ACTION ITEM
Repeat the whole listing below, word for word.

Start of PROVIDED ENTRIES

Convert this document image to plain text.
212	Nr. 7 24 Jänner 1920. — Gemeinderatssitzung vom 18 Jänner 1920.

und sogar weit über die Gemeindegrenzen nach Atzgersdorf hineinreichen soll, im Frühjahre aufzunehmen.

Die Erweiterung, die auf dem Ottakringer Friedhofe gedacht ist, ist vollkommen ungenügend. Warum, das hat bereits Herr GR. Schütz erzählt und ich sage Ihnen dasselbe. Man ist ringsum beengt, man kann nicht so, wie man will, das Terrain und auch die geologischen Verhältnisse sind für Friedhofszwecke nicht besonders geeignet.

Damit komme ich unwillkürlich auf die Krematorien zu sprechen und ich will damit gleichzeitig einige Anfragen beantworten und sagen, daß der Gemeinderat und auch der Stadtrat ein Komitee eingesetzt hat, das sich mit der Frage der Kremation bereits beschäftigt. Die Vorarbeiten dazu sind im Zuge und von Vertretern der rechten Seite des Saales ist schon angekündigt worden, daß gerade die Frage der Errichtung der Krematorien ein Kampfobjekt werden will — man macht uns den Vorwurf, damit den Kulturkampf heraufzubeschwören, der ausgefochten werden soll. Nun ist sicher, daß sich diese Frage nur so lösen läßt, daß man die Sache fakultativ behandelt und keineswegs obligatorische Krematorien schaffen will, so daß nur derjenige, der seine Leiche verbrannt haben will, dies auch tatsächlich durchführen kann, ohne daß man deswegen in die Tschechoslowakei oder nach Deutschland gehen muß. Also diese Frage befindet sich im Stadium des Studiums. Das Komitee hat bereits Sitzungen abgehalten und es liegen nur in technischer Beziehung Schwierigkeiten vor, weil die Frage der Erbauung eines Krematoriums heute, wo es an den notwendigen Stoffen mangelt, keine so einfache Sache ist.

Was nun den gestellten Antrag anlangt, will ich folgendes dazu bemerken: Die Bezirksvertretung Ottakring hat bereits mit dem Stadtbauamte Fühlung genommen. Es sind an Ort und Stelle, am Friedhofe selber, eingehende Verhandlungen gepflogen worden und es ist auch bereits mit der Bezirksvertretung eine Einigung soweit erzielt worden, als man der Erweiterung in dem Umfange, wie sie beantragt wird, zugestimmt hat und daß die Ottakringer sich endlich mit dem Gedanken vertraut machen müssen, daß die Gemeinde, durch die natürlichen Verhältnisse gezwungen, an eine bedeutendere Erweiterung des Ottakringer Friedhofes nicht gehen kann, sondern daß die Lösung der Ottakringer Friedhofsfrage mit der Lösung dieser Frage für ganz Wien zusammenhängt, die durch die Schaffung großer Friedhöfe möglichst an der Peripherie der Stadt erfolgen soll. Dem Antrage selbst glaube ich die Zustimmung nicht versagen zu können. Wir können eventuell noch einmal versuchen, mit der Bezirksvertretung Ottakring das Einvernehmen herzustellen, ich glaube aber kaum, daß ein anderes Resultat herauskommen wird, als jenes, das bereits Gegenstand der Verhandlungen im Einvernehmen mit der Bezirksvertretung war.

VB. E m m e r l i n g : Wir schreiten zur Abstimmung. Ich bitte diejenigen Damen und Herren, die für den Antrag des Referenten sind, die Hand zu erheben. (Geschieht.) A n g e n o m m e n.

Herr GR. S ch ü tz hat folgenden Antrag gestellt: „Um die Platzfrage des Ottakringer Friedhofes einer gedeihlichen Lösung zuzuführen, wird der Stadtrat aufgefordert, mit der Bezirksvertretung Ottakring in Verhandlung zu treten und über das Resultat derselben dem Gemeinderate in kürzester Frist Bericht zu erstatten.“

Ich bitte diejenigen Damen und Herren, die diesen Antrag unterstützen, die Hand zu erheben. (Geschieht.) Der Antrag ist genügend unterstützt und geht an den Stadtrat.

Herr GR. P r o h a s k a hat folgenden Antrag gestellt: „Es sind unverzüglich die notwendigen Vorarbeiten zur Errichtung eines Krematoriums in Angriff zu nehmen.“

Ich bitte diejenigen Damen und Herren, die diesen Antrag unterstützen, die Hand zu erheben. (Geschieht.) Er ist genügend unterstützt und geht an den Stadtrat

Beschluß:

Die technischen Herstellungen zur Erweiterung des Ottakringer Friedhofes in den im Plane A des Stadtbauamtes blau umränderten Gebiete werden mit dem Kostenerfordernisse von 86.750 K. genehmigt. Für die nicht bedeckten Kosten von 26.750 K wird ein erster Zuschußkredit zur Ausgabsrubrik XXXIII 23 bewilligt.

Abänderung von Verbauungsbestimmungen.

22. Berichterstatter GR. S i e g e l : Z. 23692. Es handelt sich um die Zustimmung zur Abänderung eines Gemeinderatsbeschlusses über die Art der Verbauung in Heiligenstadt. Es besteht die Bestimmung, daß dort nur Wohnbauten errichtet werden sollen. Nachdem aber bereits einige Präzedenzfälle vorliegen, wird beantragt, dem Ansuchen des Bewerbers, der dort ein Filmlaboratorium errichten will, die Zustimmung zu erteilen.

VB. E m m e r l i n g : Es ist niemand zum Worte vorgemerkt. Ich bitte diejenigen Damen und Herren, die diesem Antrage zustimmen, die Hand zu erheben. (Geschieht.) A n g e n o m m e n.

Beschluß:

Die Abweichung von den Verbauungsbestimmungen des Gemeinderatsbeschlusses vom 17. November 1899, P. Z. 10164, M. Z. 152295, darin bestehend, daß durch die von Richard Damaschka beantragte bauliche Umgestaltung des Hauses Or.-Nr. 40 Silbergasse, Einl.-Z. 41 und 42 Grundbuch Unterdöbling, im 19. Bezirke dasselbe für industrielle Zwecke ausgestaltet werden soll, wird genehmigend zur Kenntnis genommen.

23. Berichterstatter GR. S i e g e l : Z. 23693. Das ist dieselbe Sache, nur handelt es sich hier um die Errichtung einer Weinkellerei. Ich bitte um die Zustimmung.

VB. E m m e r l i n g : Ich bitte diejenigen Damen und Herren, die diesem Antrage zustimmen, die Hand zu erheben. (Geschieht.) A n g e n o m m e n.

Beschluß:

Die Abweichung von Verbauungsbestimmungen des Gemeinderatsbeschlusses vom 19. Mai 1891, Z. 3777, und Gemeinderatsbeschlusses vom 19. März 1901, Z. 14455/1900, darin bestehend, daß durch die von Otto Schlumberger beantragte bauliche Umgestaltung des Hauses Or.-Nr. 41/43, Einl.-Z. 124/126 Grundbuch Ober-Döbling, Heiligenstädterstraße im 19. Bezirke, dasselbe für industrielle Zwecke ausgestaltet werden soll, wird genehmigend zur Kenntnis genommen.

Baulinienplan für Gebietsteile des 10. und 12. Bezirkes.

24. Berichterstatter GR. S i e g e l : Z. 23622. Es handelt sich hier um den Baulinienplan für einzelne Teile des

End of PROVIDED ENTRIES

YOUR SOLUTION
Convert this document image to plain text.
212	Nr. 7 24 Jänner 1920. — Gemeinderatssitzung vom 18 Jänner 1920.

und sogar weit über die Gemeindegrenzen nach Atzgersdorf hineinreichen soll, im Frühjahre aufzunehmen.

Die Erweiterung, die auf dem Ottakringer Friedhofe gedacht ist, ist vollkommen ungenügend. Warum, das hat bereits Herr GR. Schütz erzählt und ich sage Ihnen dasselbe. Man ist ringsum beengt, man kann nicht so, wie man will, das Terrain und auch die geologischen Verhältnisse sind für Friedhofszwecke nicht besonders geeignet.

Damit komme ich unwillkürlich auf die Krematorien zu sprechen und ich will damit gleichzeitig einige Anfragen beantworten und sagen, daß der Gemeinderat und auch der Stadtrat ein Komitee eingesetzt hat, das sich mit der Frage der Kremation bereits beschäftigt. Die Vorarbeiten dazu sind im Zuge und von Vertretern der rechten Seite des Saales ist schon angekündigt worden, daß gerade die Frage der Errichtung der Krematorien ein Kampfobjekt werden will — man macht uns den Vorwurf, damit den Kulturkampf heraufzubeschwören, der ausgefochten werden soll. Nun ist sicher, daß sich diese Frage nur so lösen läßt, daß man die Sache fakultativ behandelt und keineswegs obligatorische Krematorien schaffen will, so daß nur derjenige, der seine Leiche verbrannt haben will, dies auch tatsächlich durchführen kann, ohne daß man deswegen in die Tschechoslowakei oder nach Deutschland gehen muß. Also diese Frage befindet sich im Stadium des Studiums. Das Komitee hat bereits Sitzungen abgehalten und es liegen nur in technischer Beziehung Schwierigkeiten vor, weil die Frage der Erbauung eines Krematoriums heute, wo es an den notwendigen Stoffen mangelt, keine so einfache Sache ist.

Was nun den gestellten Antrag anlangt, will ich folgendes dazu bemerken: Die Bezirksvertretung Ottakring hat bereits mit dem Stadtbauamte Fühlung genommen. Es sind an Ort und Stelle, am Friedhofe selber, eingehende Verhandlungen gepflogen worden und es ist auch bereits mit der Bezirksvertretung eine Einigung soweit erzielt worden, als man der Erweiterung in dem Umfange, wie sie beantragt wird, zugestimmt hat und daß die Ottakringer sich endlich mit dem Gedanken vertraut machen müssen, daß die Gemeinde, durch die natürlichen Verhältnisse gezwungen, an eine bedeutendere Erweiterung des Ottakringer Friedhofes nicht gehen kann, sondern daß die Lösung der Ottakringer Friedhofsfrage mit der Lösung dieser Frage für ganz Wien zusammenhängt, die durch die Schaffung großer Friedhöfe möglichst an der Peripherie der Stadt erfolgen soll. Dem Antrage selbst glaube ich die Zustimmung nicht versagen zu können. Wir können eventuell noch einmal versuchen, mit der Bezirksvertretung Ottakring das Einvernehmen herzustellen, ich glaube aber kaum, daß ein anderes Resultat herauskommen wird, als jenes, das bereits Gegenstand der Verhandlungen im Einvernehmen mit der Bezirksvertretung war.

VB. E m m e r l i n g : Wir schreiten zur Abstimmung. Ich bitte diejenigen Damen und Herren, die für den Antrag des Referenten sind, die Hand zu erheben. (Geschieht.) A n g e n o m m e n.

Herr GR. S ch ü tz hat folgenden Antrag gestellt: „Um die Platzfrage des Ottakringer Friedhofes einer gedeihlichen Lösung zuzuführen, wird der Stadtrat aufgefordert, mit der Bezirksvertretung Ottakring in Verhandlung zu treten und über das Resultat derselben dem Gemeinderate in kürzester Frist Bericht zu erstatten.“

Ich bitte diejenigen Damen und Herren, die diesen Antrag unterstützen, die Hand zu erheben. (Geschieht.) Der Antrag ist genügend unterstützt und geht an den Stadtrat.

Herr GR. P r o h a s k a hat folgenden Antrag gestellt: „Es sind unverzüglich die notwendigen Vorarbeiten zur Errichtung eines Krematoriums in Angriff zu nehmen.“

Ich bitte diejenigen Damen und Herren, die diesen Antrag unterstützen, die Hand zu erheben. (Geschieht.) Er ist genügend unterstützt und geht an den Stadtrat

Beschluß:

Die technischen Herstellungen zur Erweiterung des Ottakringer Friedhofes in den im Plane A des Stadtbauamtes blau umränderten Gebiete werden mit dem Kostenerfordernisse von 86.750 K. genehmigt. Für die nicht bedeckten Kosten von 26.750 K wird ein erster Zuschußkredit zur Ausgabsrubrik XXXIII 23 bewilligt.

Abänderung von Verbauungsbestimmungen.

22. Berichterstatter GR. S i e g e l : Z. 23692. Es handelt sich um die Zustimmung zur Abänderung eines Gemeinderatsbeschlusses über die Art der Verbauung in Heiligenstadt. Es besteht die Bestimmung, daß dort nur Wohnbauten errichtet werden sollen. Nachdem aber bereits einige Präzedenzfälle vorliegen, wird beantragt, dem Ansuchen des Bewerbers, der dort ein Filmlaboratorium errichten will, die Zustimmung zu erteilen.

VB. E m m e r l i n g : Es ist niemand zum Worte vorgemerkt. Ich bitte diejenigen Damen und Herren, die diesem Antrage zustimmen, die Hand zu erheben. (Geschieht.) A n g e n o m m e n.

Beschluß:

Die Abweichung von den Verbauungsbestimmungen des Gemeinderatsbeschlusses vom 17. November 1899, P. Z. 10164, M. Z. 152295, darin bestehend, daß durch die von Richard Damaschka beantragte bauliche Umgestaltung des Hauses Or.-Nr. 40 Silbergasse, Einl.-Z. 41 und 42 Grundbuch Unterdöbling, im 19. Bezirke dasselbe für industrielle Zwecke ausgestaltet werden soll, wird genehmigend zur Kenntnis genommen.

23. Berichterstatter GR. S i e g e l : Z. 23693. Das ist dieselbe Sache, nur handelt es sich hier um die Errichtung einer Weinkellerei. Ich bitte um die Zustimmung.

VB. E m m e r l i n g : Ich bitte diejenigen Damen und Herren, die diesem Antrage zustimmen, die Hand zu erheben. (Geschieht.) A n g e n o m m e n.

Beschluß:

Die Abweichung von Verbauungsbestimmungen des Gemeinderatsbeschlusses vom 19. Mai 1891, Z. 3777, und Gemeinderatsbeschlusses vom 19. März 1901, Z. 14455/1900, darin bestehend, daß durch die von Otto Schlumberger beantragte bauliche Umgestaltung des Hauses Or.-Nr. 41/43, Einl.-Z. 124/126 Grundbuch Ober-Döbling, Heiligenstädterstraße im 19. Bezirke, dasselbe für industrielle Zwecke ausgestaltet werden soll, wird genehmigend zur Kenntnis genommen.

Baulinienplan für Gebietsteile des 10. und 12. Bezirkes.

24. Berichterstatter GR. S i e g e l : Z. 23622. Es handelt sich hier um den Baulinienplan für einzelne Teile des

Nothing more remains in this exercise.